**Job**
Leave out every picture, then transcribe the rest of the listing exactly.

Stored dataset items
--

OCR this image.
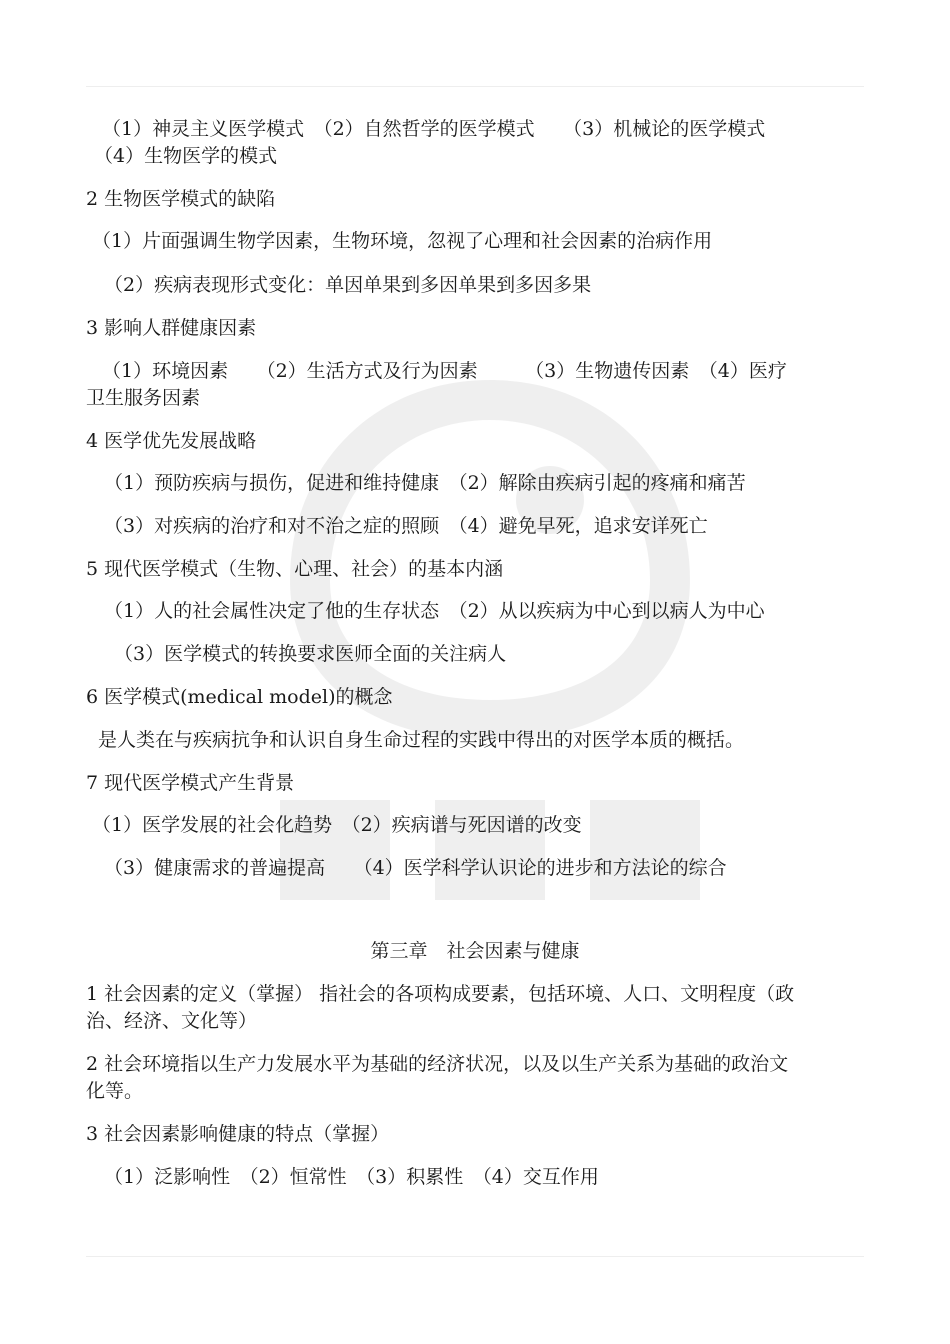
（1）神灵主义医学模式　（2）自然哲学的医学模式　　（3）机械论的医学模式
（4）生物医学的模式
2 生物医学模式的缺陷
（1）片面强调生物学因素，生物环境，忽视了心理和社会因素的治病作用
（2）疾病表现形式变化：单因单果到多因单果到多因多果
3 影响人群健康因素
（1）环境因素　　（2）生活方式及行为因素　　　（3）生物遗传因素　（4）医疗
卫生服务因素
4 医学优先发展战略
（1）预防疾病与损伤，促进和维持健康　（2）解除由疾病引起的疼痛和痛苦
（3）对疾病的治疗和对不治之症的照顾　（4）避免早死，追求安详死亡
5 现代医学模式（生物、心理、社会）的基本内涵
（1）人的社会属性决定了他的生存状态　（2）从以疾病为中心到以病人为中心
（3）医学模式的转换要求医师全面的关注病人
6 医学模式(medical model)的概念
是人类在与疾病抗争和认识自身生命过程的实践中得出的对医学本质的概括。
7 现代医学模式产生背景
（1）医学发展的社会化趋势　（2）疾病谱与死因谱的改变
（3）健康需求的普遍提高　　（4）医学科学认识论的进步和方法论的综合
第三章　社会因素与健康
1 社会因素的定义（掌握） 指社会的各项构成要素，包括环境、人口、文明程度（政
治、经济、文化等）
2 社会环境指以生产力发展水平为基础的经济状况，以及以生产关系为基础的政治文
化等。
3 社会因素影响健康的特点（掌握）
（1）泛影响性　（2）恒常性　（3）积累性　（4）交互作用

--

**Solution**
OCR this image.
（1）神灵主义医学模式　（2）自然哲学的医学模式　　（3）机械论的医学模式
（4）生物医学的模式
2 生物医学模式的缺陷
（1）片面强调生物学因素，生物环境，忽视了心理和社会因素的治病作用
（2）疾病表现形式变化：单因单果到多因单果到多因多果
3 影响人群健康因素
（1）环境因素　　（2）生活方式及行为因素　　　（3）生物遗传因素　（4）医疗
卫生服务因素
4 医学优先发展战略
（1）预防疾病与损伤，促进和维持健康　（2）解除由疾病引起的疼痛和痛苦
（3）对疾病的治疗和对不治之症的照顾　（4）避免早死，追求安详死亡
5 现代医学模式（生物、心理、社会）的基本内涵
（1）人的社会属性决定了他的生存状态　（2）从以疾病为中心到以病人为中心
（3）医学模式的转换要求医师全面的关注病人
6 医学模式(medical model)的概念
是人类在与疾病抗争和认识自身生命过程的实践中得出的对医学本质的概括。
7 现代医学模式产生背景
（1）医学发展的社会化趋势　（2）疾病谱与死因谱的改变
（3）健康需求的普遍提高　　（4）医学科学认识论的进步和方法论的综合
第三章　社会因素与健康
1 社会因素的定义（掌握） 指社会的各项构成要素，包括环境、人口、文明程度（政
治、经济、文化等）
2 社会环境指以生产力发展水平为基础的经济状况，以及以生产关系为基础的政治文
化等。
3 社会因素影响健康的特点（掌握）
（1）泛影响性　（2）恒常性　（3）积累性　（4）交互作用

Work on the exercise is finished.